** begin Data provided **

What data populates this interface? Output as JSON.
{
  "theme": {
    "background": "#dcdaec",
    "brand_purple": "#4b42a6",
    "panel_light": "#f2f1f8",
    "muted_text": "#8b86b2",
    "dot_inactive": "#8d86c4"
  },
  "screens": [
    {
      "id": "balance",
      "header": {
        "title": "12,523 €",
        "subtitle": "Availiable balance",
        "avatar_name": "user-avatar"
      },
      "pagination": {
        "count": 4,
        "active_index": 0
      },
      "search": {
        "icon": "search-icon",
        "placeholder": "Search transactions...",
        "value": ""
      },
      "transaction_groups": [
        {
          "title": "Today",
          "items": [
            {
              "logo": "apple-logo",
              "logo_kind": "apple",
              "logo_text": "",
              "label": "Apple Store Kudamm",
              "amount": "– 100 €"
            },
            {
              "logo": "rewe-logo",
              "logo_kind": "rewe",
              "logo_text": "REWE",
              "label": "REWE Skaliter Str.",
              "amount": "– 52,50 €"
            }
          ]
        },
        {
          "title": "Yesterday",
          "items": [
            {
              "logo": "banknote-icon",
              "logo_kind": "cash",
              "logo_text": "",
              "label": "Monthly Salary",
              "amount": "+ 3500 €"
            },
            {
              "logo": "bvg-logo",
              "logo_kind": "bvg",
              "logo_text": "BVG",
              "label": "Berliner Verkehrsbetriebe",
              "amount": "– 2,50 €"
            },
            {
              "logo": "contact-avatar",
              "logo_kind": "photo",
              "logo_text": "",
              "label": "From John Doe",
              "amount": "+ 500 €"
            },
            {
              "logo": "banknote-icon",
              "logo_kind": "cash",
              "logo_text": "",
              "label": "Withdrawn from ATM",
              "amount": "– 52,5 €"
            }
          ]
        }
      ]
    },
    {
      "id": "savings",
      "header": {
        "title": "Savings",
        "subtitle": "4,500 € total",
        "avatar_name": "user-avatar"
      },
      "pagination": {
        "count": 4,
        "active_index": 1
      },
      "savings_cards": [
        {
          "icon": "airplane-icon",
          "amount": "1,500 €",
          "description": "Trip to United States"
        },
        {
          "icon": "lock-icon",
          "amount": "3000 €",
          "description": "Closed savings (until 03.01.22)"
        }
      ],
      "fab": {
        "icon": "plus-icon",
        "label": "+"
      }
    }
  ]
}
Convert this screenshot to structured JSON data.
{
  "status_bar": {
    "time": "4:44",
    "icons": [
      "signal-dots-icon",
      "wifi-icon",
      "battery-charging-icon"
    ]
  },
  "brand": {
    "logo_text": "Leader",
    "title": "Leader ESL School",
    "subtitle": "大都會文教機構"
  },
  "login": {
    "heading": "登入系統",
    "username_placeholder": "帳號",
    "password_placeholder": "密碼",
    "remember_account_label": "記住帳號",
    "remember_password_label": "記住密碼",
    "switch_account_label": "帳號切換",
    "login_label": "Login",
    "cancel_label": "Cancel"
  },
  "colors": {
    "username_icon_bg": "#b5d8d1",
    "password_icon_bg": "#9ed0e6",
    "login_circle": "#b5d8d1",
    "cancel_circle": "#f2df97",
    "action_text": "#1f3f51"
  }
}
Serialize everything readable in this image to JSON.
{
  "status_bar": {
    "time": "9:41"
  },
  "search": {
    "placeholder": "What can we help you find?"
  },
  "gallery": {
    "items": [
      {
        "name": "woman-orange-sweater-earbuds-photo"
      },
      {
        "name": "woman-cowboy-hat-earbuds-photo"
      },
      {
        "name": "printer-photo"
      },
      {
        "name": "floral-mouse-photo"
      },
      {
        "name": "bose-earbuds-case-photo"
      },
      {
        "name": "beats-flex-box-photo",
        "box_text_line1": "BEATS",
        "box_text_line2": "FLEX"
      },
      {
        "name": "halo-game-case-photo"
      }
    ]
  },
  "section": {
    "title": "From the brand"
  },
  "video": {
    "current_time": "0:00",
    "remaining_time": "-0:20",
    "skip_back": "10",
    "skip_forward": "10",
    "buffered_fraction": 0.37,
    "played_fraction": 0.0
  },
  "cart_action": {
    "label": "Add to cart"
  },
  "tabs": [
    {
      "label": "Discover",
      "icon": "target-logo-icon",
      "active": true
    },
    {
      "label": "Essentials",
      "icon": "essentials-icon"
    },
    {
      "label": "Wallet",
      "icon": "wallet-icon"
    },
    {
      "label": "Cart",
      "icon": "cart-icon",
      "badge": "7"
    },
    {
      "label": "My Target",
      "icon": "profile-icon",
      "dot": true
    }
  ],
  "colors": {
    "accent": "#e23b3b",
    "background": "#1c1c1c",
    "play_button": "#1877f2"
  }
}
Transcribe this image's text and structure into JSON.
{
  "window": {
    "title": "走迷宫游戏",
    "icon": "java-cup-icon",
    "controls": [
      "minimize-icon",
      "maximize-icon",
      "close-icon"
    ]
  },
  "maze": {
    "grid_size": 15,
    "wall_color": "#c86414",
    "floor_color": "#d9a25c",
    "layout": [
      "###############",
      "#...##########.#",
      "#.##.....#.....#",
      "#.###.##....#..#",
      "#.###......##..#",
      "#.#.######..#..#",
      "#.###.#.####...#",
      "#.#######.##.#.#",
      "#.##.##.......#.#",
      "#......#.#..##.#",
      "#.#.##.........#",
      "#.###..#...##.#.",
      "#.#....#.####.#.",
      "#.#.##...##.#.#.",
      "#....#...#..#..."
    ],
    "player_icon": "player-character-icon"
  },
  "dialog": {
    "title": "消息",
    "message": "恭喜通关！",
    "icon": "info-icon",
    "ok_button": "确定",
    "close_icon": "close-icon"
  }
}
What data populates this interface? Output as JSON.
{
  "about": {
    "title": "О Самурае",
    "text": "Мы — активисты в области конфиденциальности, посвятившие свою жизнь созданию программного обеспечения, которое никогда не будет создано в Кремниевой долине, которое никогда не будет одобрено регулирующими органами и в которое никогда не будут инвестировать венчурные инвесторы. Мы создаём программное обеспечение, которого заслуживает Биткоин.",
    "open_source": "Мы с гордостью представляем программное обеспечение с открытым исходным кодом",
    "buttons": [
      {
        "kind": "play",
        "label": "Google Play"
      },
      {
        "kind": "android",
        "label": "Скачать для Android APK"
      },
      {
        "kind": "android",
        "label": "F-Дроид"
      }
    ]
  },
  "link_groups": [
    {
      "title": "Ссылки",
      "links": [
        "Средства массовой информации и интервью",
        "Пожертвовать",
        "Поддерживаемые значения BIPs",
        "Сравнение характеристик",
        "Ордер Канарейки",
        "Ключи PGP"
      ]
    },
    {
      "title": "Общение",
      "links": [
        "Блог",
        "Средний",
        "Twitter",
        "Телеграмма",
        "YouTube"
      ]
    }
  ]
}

** end Data provided **

* **Task description**
Print every entry exactly as written.

* **Task answer**
What data populates this interface? Output as JSON.
{
  "theme": {
    "background": "#dcdaec",
    "brand_purple": "#4b42a6",
    "panel_light": "#f2f1f8",
    "muted_text": "#8b86b2",
    "dot_inactive": "#8d86c4"
  },
  "screens": [
    {
      "id": "balance",
      "header": {
        "title": "12,523 €",
        "subtitle": "Availiable balance",
        "avatar_name": "user-avatar"
      },
      "pagination": {
        "count": 4,
        "active_index": 0
      },
      "search": {
        "icon": "search-icon",
        "placeholder": "Search transactions...",
        "value": ""
      },
      "transaction_groups": [
        {
          "title": "Today",
          "items": [
            {
              "logo": "apple-logo",
              "logo_kind": "apple",
              "logo_text": "",
              "label": "Apple Store Kudamm",
              "amount": "– 100 €"
            },
            {
              "logo": "rewe-logo",
              "logo_kind": "rewe",
              "logo_text": "REWE",
              "label": "REWE Skaliter Str.",
              "amount": "– 52,50 €"
            }
          ]
        },
        {
          "title": "Yesterday",
          "items": [
            {
              "logo": "banknote-icon",
              "logo_kind": "cash",
              "logo_text": "",
              "label": "Monthly Salary",
              "amount": "+ 3500 €"
            },
            {
              "logo": "bvg-logo",
              "logo_kind": "bvg",
              "logo_text": "BVG",
              "label": "Berliner Verkehrsbetriebe",
              "amount": "– 2,50 €"
            },
            {
              "logo": "contact-avatar",
              "logo_kind": "photo",
              "logo_text": "",
              "label": "From John Doe",
              "amount": "+ 500 €"
            },
            {
              "logo": "banknote-icon",
              "logo_kind": "cash",
              "logo_text": "",
              "label": "Withdrawn from ATM",
              "amount": "– 52,5 €"
            }
          ]
        }
      ]
    },
    {
      "id": "savings",
      "header": {
        "title": "Savings",
        "subtitle": "4,500 € total",
        "avatar_name": "user-avatar"
      },
      "pagination": {
        "count": 4,
        "active_index": 1
      },
      "savings_cards": [
        {
          "icon": "airplane-icon",
          "amount": "1,500 €",
          "description": "Trip to United States"
        },
        {
          "icon": "lock-icon",
          "amount": "3000 €",
          "description": "Closed savings (until 03.01.22)"
        }
      ],
      "fab": {
        "icon": "plus-icon",
        "label": "+"
      }
    }
  ]
}
Convert this screenshot to structured JSON data.
{
  "status_bar": {
    "time": "4:44",
    "icons": [
      "signal-dots-icon",
      "wifi-icon",
      "battery-charging-icon"
    ]
  },
  "brand": {
    "logo_text": "Leader",
    "title": "Leader ESL School",
    "subtitle": "大都會文教機構"
  },
  "login": {
    "heading": "登入系統",
    "username_placeholder": "帳號",
    "password_placeholder": "密碼",
    "remember_account_label": "記住帳號",
    "remember_password_label": "記住密碼",
    "switch_account_label": "帳號切換",
    "login_label": "Login",
    "cancel_label": "Cancel"
  },
  "colors": {
    "username_icon_bg": "#b5d8d1",
    "password_icon_bg": "#9ed0e6",
    "login_circle": "#b5d8d1",
    "cancel_circle": "#f2df97",
    "action_text": "#1f3f51"
  }
}
Serialize everything readable in this image to JSON.
{
  "status_bar": {
    "time": "9:41"
  },
  "search": {
    "placeholder": "What can we help you find?"
  },
  "gallery": {
    "items": [
      {
        "name": "woman-orange-sweater-earbuds-photo"
      },
      {
        "name": "woman-cowboy-hat-earbuds-photo"
      },
      {
        "name": "printer-photo"
      },
      {
        "name": "floral-mouse-photo"
      },
      {
        "name": "bose-earbuds-case-photo"
      },
      {
        "name": "beats-flex-box-photo",
        "box_text_line1": "BEATS",
        "box_text_line2": "FLEX"
      },
      {
        "name": "halo-game-case-photo"
      }
    ]
  },
  "section": {
    "title": "From the brand"
  },
  "video": {
    "current_time": "0:00",
    "remaining_time": "-0:20",
    "skip_back": "10",
    "skip_forward": "10",
    "buffered_fraction": 0.37,
    "played_fraction": 0.0
  },
  "cart_action": {
    "label": "Add to cart"
  },
  "tabs": [
    {
      "label": "Discover",
      "icon": "target-logo-icon",
      "active": true
    },
    {
      "label": "Essentials",
      "icon": "essentials-icon"
    },
    {
      "label": "Wallet",
      "icon": "wallet-icon"
    },
    {
      "label": "Cart",
      "icon": "cart-icon",
      "badge": "7"
    },
    {
      "label": "My Target",
      "icon": "profile-icon",
      "dot": true
    }
  ],
  "colors": {
    "accent": "#e23b3b",
    "background": "#1c1c1c",
    "play_button": "#1877f2"
  }
}
Transcribe this image's text and structure into JSON.
{
  "window": {
    "title": "走迷宫游戏",
    "icon": "java-cup-icon",
    "controls": [
      "minimize-icon",
      "maximize-icon",
      "close-icon"
    ]
  },
  "maze": {
    "grid_size": 15,
    "wall_color": "#c86414",
    "floor_color": "#d9a25c",
    "layout": [
      "###############",
      "#...##########.#",
      "#.##.....#.....#",
      "#.###.##....#..#",
      "#.###......##..#",
      "#.#.######..#..#",
      "#.###.#.####...#",
      "#.#######.##.#.#",
      "#.##.##.......#.#",
      "#......#.#..##.#",
      "#.#.##.........#",
      "#.###..#...##.#.",
      "#.#....#.####.#.",
      "#.#.##...##.#.#.",
      "#....#...#..#..."
    ],
    "player_icon": "player-character-icon"
  },
  "dialog": {
    "title": "消息",
    "message": "恭喜通关！",
    "icon": "info-icon",
    "ok_button": "确定",
    "close_icon": "close-icon"
  }
}
What data populates this interface? Output as JSON.
{
  "about": {
    "title": "О Самурае",
    "text": "Мы — активисты в области конфиденциальности, посвятившие свою жизнь созданию программного обеспечения, которое никогда не будет создано в Кремниевой долине, которое никогда не будет одобрено регулирующими органами и в которое никогда не будут инвестировать венчурные инвесторы. Мы создаём программное обеспечение, которого заслуживает Биткоин.",
    "open_source": "Мы с гордостью представляем программное обеспечение с открытым исходным кодом",
    "buttons": [
      {
        "kind": "play",
        "label": "Google Play"
      },
      {
        "kind": "android",
        "label": "Скачать для Android APK"
      },
      {
        "kind": "android",
        "label": "F-Дроид"
      }
    ]
  },
  "link_groups": [
    {
      "title": "Ссылки",
      "links": [
        "Средства массовой информации и интервью",
        "Пожертвовать",
        "Поддерживаемые значения BIPs",
        "Сравнение характеристик",
        "Ордер Канарейки",
        "Ключи PGP"
      ]
    },
    {
      "title": "Общение",
      "links": [
        "Блог",
        "Средний",
        "Twitter",
        "Телеграмма",
        "YouTube"
      ]
    }
  ]
}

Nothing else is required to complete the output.